--- WHAT TO WORK ON ---
Count the lines below in which "Street" appears, then give that number by itself.

Dataset records of page text
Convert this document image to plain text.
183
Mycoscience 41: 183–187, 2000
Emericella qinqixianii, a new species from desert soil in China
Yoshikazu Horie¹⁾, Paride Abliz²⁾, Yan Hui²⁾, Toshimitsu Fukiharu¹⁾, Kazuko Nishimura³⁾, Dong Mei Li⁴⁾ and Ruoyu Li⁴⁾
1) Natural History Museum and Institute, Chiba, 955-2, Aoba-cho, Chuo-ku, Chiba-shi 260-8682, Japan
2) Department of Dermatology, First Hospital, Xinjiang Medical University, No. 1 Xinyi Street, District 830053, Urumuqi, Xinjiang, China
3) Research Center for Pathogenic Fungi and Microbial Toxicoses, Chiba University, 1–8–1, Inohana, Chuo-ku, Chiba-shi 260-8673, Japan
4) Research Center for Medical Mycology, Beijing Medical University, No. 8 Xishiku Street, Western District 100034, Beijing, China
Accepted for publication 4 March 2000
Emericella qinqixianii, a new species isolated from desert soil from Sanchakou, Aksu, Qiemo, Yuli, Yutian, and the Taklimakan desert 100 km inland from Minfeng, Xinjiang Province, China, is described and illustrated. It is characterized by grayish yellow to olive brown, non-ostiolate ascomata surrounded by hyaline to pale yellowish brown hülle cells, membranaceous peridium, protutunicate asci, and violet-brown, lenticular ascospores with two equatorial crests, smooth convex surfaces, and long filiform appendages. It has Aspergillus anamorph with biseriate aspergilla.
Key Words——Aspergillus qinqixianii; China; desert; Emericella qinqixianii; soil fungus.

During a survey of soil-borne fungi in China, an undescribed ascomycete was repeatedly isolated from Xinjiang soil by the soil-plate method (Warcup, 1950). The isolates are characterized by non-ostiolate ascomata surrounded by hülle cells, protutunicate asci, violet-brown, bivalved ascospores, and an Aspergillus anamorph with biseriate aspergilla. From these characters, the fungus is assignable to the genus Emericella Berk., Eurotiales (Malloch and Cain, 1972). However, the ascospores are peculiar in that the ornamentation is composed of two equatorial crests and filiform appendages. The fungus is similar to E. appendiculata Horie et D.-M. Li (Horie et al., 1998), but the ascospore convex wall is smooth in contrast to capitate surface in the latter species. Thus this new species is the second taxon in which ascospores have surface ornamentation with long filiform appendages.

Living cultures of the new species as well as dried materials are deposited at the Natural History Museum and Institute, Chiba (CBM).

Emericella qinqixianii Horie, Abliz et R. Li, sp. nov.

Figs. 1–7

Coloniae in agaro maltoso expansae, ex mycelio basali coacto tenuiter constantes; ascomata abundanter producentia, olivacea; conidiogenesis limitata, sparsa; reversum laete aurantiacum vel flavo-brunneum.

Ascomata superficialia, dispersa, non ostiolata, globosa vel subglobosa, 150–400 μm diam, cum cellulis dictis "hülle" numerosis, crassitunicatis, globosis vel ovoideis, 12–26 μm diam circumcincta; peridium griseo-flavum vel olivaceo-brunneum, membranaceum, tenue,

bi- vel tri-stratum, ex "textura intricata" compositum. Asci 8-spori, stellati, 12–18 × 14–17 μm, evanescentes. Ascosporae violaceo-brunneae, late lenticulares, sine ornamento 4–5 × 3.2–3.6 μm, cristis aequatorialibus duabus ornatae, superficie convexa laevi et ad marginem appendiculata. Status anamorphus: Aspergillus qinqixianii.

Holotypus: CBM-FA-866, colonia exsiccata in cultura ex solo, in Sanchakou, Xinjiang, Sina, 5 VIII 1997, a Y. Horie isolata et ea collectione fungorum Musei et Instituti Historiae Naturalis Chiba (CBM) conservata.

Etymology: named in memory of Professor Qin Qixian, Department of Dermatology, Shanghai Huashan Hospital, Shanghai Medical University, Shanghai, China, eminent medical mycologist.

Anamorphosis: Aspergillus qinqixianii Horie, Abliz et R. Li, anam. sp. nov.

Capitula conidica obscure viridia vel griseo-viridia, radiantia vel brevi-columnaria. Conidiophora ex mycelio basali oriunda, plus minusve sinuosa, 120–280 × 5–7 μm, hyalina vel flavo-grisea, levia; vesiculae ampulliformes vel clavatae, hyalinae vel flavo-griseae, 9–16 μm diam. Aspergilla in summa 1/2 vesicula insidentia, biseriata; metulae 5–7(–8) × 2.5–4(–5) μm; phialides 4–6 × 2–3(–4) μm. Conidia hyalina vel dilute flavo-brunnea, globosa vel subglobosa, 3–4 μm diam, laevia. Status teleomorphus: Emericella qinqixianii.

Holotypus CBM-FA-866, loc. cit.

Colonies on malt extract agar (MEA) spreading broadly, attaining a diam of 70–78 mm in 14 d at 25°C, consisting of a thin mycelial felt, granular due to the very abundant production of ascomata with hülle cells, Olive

--- OUTPUT FOR THIS TASK ---
2